* Start *
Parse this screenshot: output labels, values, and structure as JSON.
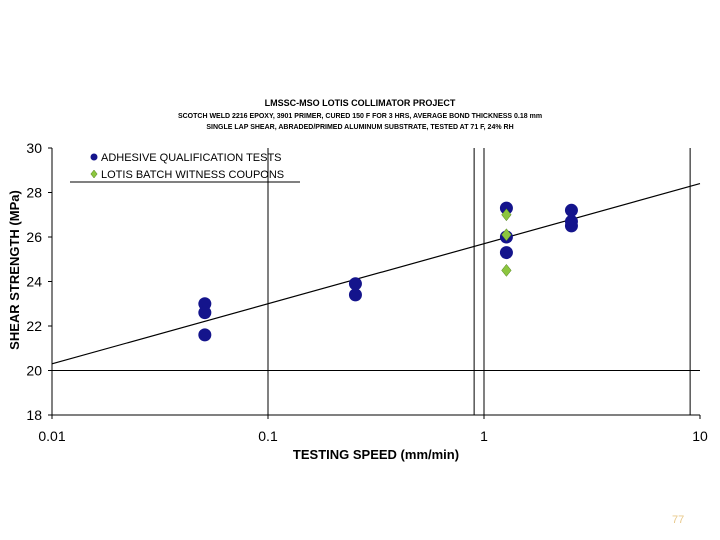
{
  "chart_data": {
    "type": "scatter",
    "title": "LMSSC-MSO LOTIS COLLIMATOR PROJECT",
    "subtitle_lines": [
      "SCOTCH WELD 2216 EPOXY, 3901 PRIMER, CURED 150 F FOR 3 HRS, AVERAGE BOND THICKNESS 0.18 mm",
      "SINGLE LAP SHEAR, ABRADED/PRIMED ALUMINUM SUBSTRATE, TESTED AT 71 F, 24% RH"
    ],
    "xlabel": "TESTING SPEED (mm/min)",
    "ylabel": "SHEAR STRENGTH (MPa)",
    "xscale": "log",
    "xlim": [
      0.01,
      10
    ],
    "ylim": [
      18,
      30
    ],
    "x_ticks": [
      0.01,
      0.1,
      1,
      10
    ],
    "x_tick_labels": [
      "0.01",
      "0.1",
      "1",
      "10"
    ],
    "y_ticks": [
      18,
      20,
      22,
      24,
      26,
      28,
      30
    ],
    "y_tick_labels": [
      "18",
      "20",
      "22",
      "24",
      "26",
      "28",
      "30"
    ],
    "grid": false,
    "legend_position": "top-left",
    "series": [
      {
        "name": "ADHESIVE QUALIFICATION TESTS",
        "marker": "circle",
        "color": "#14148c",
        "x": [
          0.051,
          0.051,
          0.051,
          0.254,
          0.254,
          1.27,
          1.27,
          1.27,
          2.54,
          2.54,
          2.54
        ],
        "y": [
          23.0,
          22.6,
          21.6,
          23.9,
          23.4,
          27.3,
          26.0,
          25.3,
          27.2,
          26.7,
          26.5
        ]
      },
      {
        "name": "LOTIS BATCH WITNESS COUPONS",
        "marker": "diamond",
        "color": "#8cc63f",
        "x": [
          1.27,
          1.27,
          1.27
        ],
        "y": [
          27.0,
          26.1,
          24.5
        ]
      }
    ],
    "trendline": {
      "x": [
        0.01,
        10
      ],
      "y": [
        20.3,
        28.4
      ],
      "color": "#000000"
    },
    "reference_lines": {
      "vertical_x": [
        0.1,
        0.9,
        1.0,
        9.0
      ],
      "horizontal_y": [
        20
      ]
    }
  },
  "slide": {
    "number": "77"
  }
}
* End *
__Exercise brief__
Reproduce the full material exactly, excluding the pictures.

__Exercise response__
Parse this screenshot: output labels, values, and structure as JSON.
{
  "chart_data": {
    "type": "scatter",
    "title": "LMSSC-MSO LOTIS COLLIMATOR PROJECT",
    "subtitle_lines": [
      "SCOTCH WELD 2216 EPOXY, 3901 PRIMER, CURED 150 F FOR 3 HRS, AVERAGE BOND THICKNESS 0.18 mm",
      "SINGLE LAP SHEAR, ABRADED/PRIMED ALUMINUM SUBSTRATE, TESTED AT 71 F, 24% RH"
    ],
    "xlabel": "TESTING SPEED (mm/min)",
    "ylabel": "SHEAR STRENGTH (MPa)",
    "xscale": "log",
    "xlim": [
      0.01,
      10
    ],
    "ylim": [
      18,
      30
    ],
    "x_ticks": [
      0.01,
      0.1,
      1,
      10
    ],
    "x_tick_labels": [
      "0.01",
      "0.1",
      "1",
      "10"
    ],
    "y_ticks": [
      18,
      20,
      22,
      24,
      26,
      28,
      30
    ],
    "y_tick_labels": [
      "18",
      "20",
      "22",
      "24",
      "26",
      "28",
      "30"
    ],
    "grid": false,
    "legend_position": "top-left",
    "series": [
      {
        "name": "ADHESIVE QUALIFICATION TESTS",
        "marker": "circle",
        "color": "#14148c",
        "x": [
          0.051,
          0.051,
          0.051,
          0.254,
          0.254,
          1.27,
          1.27,
          1.27,
          2.54,
          2.54,
          2.54
        ],
        "y": [
          23.0,
          22.6,
          21.6,
          23.9,
          23.4,
          27.3,
          26.0,
          25.3,
          27.2,
          26.7,
          26.5
        ]
      },
      {
        "name": "LOTIS BATCH WITNESS COUPONS",
        "marker": "diamond",
        "color": "#8cc63f",
        "x": [
          1.27,
          1.27,
          1.27
        ],
        "y": [
          27.0,
          26.1,
          24.5
        ]
      }
    ],
    "trendline": {
      "x": [
        0.01,
        10
      ],
      "y": [
        20.3,
        28.4
      ],
      "color": "#000000"
    },
    "reference_lines": {
      "vertical_x": [
        0.1,
        0.9,
        1.0,
        9.0
      ],
      "horizontal_y": [
        20
      ]
    }
  },
  "slide": {
    "number": "77"
  }
}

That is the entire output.